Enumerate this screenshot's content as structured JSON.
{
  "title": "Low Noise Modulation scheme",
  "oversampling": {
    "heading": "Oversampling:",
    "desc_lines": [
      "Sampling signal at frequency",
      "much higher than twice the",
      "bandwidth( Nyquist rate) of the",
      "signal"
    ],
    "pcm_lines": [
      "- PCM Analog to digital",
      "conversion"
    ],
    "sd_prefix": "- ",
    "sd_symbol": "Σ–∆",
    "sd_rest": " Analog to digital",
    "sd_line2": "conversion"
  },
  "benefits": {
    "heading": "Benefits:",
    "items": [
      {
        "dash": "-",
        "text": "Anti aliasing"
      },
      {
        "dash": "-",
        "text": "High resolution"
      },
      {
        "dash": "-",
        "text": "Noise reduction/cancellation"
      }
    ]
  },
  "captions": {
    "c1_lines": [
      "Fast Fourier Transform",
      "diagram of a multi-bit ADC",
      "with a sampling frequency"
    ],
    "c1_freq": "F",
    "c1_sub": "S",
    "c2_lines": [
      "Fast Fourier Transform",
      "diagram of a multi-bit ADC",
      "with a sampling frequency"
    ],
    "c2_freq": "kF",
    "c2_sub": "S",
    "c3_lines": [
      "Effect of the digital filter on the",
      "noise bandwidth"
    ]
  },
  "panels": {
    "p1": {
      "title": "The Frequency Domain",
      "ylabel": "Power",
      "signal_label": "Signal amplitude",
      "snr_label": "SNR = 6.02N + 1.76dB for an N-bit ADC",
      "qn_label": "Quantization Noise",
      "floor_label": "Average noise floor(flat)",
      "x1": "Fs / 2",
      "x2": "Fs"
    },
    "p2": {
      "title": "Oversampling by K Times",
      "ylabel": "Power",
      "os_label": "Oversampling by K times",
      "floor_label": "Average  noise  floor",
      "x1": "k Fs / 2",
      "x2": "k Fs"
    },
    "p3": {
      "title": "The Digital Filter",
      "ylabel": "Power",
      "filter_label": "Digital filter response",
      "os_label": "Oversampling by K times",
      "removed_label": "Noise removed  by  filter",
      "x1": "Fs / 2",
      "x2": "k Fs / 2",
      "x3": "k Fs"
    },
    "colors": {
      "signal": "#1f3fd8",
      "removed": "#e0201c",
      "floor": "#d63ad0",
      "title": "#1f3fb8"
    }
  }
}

◇ ◇ ◇ ◇ ◇

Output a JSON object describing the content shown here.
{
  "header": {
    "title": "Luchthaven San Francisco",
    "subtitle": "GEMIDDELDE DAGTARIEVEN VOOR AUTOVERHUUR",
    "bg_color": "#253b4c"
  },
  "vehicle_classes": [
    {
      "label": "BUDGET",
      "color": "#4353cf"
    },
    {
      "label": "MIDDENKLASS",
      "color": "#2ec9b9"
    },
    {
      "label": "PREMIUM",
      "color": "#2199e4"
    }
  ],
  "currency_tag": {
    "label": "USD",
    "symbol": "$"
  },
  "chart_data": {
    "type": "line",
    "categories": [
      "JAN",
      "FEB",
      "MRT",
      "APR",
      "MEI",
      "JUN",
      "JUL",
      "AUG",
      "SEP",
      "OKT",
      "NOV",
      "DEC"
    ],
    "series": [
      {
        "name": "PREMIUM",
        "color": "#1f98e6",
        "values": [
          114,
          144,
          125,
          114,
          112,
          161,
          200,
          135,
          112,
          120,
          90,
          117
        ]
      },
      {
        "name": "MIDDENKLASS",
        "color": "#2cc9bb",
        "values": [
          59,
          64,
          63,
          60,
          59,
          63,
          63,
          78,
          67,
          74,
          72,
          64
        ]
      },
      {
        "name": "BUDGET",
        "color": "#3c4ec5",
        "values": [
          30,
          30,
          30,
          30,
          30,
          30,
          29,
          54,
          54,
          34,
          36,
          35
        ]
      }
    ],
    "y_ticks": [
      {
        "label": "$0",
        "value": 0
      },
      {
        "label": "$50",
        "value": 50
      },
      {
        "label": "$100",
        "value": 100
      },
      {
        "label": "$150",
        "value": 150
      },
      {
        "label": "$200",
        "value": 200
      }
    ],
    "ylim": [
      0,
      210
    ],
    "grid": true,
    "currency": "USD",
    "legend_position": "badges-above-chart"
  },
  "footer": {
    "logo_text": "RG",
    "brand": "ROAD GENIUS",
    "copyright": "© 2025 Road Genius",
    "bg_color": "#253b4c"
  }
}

◇ ◇ ◇ ◇ ◇

▸ **The exercise**: Above are some records. Count the lines among them with the word "name", and answer with the number only.

▸ **Task result**: 3